— Task material —
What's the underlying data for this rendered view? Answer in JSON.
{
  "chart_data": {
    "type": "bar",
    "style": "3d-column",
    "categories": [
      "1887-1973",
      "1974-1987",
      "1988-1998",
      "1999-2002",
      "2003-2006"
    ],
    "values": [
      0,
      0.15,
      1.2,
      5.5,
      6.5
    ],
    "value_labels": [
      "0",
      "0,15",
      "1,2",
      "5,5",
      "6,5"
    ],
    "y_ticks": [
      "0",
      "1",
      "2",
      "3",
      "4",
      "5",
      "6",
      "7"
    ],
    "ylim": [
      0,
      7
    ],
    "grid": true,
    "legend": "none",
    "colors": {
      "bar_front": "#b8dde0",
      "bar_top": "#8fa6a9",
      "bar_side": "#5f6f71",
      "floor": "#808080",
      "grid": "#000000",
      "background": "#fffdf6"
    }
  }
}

— Task details —
Print out every record again, exactly and in full.

— Result for this exercise —
What's the underlying data for this rendered view? Answer in JSON.
{
  "chart_data": {
    "type": "bar",
    "style": "3d-column",
    "categories": [
      "1887-1973",
      "1974-1987",
      "1988-1998",
      "1999-2002",
      "2003-2006"
    ],
    "values": [
      0,
      0.15,
      1.2,
      5.5,
      6.5
    ],
    "value_labels": [
      "0",
      "0,15",
      "1,2",
      "5,5",
      "6,5"
    ],
    "y_ticks": [
      "0",
      "1",
      "2",
      "3",
      "4",
      "5",
      "6",
      "7"
    ],
    "ylim": [
      0,
      7
    ],
    "grid": true,
    "legend": "none",
    "colors": {
      "bar_front": "#b8dde0",
      "bar_top": "#8fa6a9",
      "bar_side": "#5f6f71",
      "floor": "#808080",
      "grid": "#000000",
      "background": "#fffdf6"
    }
  }
}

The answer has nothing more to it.